> **TASK TO COMPLETE**
Repeat every line below exactly, word for word.

Data extracted from a collection:
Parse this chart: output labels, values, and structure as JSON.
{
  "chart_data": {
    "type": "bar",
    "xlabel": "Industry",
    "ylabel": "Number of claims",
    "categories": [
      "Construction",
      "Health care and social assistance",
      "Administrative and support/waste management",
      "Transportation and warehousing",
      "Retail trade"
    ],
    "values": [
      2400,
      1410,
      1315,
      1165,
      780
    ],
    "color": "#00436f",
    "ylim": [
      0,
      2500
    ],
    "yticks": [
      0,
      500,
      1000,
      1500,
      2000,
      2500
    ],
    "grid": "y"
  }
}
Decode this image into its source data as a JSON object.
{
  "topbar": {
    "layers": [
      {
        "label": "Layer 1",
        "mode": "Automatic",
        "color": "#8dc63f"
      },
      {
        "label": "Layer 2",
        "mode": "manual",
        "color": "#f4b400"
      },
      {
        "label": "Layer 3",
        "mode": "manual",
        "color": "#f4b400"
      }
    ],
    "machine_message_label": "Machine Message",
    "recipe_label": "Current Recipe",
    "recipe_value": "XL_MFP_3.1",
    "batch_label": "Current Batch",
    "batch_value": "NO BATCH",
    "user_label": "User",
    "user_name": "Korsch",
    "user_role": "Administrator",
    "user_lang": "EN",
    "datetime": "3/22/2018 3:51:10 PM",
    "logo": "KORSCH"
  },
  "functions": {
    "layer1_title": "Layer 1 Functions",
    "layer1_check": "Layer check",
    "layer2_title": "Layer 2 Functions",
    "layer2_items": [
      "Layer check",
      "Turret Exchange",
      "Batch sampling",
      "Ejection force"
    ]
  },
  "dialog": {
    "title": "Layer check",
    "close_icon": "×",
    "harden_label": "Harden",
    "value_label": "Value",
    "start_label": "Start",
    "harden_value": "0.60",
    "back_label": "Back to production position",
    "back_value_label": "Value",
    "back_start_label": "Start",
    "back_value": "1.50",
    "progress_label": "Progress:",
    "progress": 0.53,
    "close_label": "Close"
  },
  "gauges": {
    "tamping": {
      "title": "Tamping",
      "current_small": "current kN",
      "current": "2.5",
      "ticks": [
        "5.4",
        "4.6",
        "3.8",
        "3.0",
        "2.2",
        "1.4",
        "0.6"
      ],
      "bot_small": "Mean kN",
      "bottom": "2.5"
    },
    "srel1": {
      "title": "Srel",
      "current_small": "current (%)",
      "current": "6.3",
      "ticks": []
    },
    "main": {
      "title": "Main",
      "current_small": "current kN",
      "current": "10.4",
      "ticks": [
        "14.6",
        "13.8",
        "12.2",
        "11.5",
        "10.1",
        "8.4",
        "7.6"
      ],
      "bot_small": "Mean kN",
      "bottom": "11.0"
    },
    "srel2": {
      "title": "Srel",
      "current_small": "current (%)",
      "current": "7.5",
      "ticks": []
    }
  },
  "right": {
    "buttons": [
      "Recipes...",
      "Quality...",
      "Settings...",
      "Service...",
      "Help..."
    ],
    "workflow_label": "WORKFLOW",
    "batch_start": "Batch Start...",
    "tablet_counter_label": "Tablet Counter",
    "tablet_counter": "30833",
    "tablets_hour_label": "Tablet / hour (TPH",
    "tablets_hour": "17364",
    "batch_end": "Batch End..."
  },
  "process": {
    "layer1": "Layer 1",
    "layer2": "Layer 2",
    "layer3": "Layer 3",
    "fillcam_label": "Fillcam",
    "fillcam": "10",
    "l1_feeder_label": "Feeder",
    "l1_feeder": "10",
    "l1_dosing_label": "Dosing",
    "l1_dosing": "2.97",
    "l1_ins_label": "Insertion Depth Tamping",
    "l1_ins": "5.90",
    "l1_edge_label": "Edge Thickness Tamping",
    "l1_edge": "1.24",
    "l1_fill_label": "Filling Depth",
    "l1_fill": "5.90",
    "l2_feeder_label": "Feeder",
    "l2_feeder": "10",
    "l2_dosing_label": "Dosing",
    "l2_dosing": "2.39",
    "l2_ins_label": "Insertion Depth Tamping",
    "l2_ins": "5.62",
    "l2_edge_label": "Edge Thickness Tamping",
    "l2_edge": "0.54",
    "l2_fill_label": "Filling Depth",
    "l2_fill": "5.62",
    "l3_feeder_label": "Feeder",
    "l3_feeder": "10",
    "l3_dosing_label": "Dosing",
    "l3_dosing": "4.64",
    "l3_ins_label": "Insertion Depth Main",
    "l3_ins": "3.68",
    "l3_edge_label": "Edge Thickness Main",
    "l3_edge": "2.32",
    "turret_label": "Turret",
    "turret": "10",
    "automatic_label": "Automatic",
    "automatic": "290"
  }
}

> **EXERCISE RESULT**
Parse this chart: output labels, values, and structure as JSON.
{
  "chart_data": {
    "type": "bar",
    "xlabel": "Industry",
    "ylabel": "Number of claims",
    "categories": [
      "Construction",
      "Health care and social assistance",
      "Administrative and support/waste management",
      "Transportation and warehousing",
      "Retail trade"
    ],
    "values": [
      2400,
      1410,
      1315,
      1165,
      780
    ],
    "color": "#00436f",
    "ylim": [
      0,
      2500
    ],
    "yticks": [
      0,
      500,
      1000,
      1500,
      2000,
      2500
    ],
    "grid": "y"
  }
}
Decode this image into its source data as a JSON object.
{
  "topbar": {
    "layers": [
      {
        "label": "Layer 1",
        "mode": "Automatic",
        "color": "#8dc63f"
      },
      {
        "label": "Layer 2",
        "mode": "manual",
        "color": "#f4b400"
      },
      {
        "label": "Layer 3",
        "mode": "manual",
        "color": "#f4b400"
      }
    ],
    "machine_message_label": "Machine Message",
    "recipe_label": "Current Recipe",
    "recipe_value": "XL_MFP_3.1",
    "batch_label": "Current Batch",
    "batch_value": "NO BATCH",
    "user_label": "User",
    "user_name": "Korsch",
    "user_role": "Administrator",
    "user_lang": "EN",
    "datetime": "3/22/2018 3:51:10 PM",
    "logo": "KORSCH"
  },
  "functions": {
    "layer1_title": "Layer 1 Functions",
    "layer1_check": "Layer check",
    "layer2_title": "Layer 2 Functions",
    "layer2_items": [
      "Layer check",
      "Turret Exchange",
      "Batch sampling",
      "Ejection force"
    ]
  },
  "dialog": {
    "title": "Layer check",
    "close_icon": "×",
    "harden_label": "Harden",
    "value_label": "Value",
    "start_label": "Start",
    "harden_value": "0.60",
    "back_label": "Back to production position",
    "back_value_label": "Value",
    "back_start_label": "Start",
    "back_value": "1.50",
    "progress_label": "Progress:",
    "progress": 0.53,
    "close_label": "Close"
  },
  "gauges": {
    "tamping": {
      "title": "Tamping",
      "current_small": "current kN",
      "current": "2.5",
      "ticks": [
        "5.4",
        "4.6",
        "3.8",
        "3.0",
        "2.2",
        "1.4",
        "0.6"
      ],
      "bot_small": "Mean kN",
      "bottom": "2.5"
    },
    "srel1": {
      "title": "Srel",
      "current_small": "current (%)",
      "current": "6.3",
      "ticks": []
    },
    "main": {
      "title": "Main",
      "current_small": "current kN",
      "current": "10.4",
      "ticks": [
        "14.6",
        "13.8",
        "12.2",
        "11.5",
        "10.1",
        "8.4",
        "7.6"
      ],
      "bot_small": "Mean kN",
      "bottom": "11.0"
    },
    "srel2": {
      "title": "Srel",
      "current_small": "current (%)",
      "current": "7.5",
      "ticks": []
    }
  },
  "right": {
    "buttons": [
      "Recipes...",
      "Quality...",
      "Settings...",
      "Service...",
      "Help..."
    ],
    "workflow_label": "WORKFLOW",
    "batch_start": "Batch Start...",
    "tablet_counter_label": "Tablet Counter",
    "tablet_counter": "30833",
    "tablets_hour_label": "Tablet / hour (TPH",
    "tablets_hour": "17364",
    "batch_end": "Batch End..."
  },
  "process": {
    "layer1": "Layer 1",
    "layer2": "Layer 2",
    "layer3": "Layer 3",
    "fillcam_label": "Fillcam",
    "fillcam": "10",
    "l1_feeder_label": "Feeder",
    "l1_feeder": "10",
    "l1_dosing_label": "Dosing",
    "l1_dosing": "2.97",
    "l1_ins_label": "Insertion Depth Tamping",
    "l1_ins": "5.90",
    "l1_edge_label": "Edge Thickness Tamping",
    "l1_edge": "1.24",
    "l1_fill_label": "Filling Depth",
    "l1_fill": "5.90",
    "l2_feeder_label": "Feeder",
    "l2_feeder": "10",
    "l2_dosing_label": "Dosing",
    "l2_dosing": "2.39",
    "l2_ins_label": "Insertion Depth Tamping",
    "l2_ins": "5.62",
    "l2_edge_label": "Edge Thickness Tamping",
    "l2_edge": "0.54",
    "l2_fill_label": "Filling Depth",
    "l2_fill": "5.62",
    "l3_feeder_label": "Feeder",
    "l3_feeder": "10",
    "l3_dosing_label": "Dosing",
    "l3_dosing": "4.64",
    "l3_ins_label": "Insertion Depth Main",
    "l3_ins": "3.68",
    "l3_edge_label": "Edge Thickness Main",
    "l3_edge": "2.32",
    "turret_label": "Turret",
    "turret": "10",
    "automatic_label": "Automatic",
    "automatic": "290"
  }
}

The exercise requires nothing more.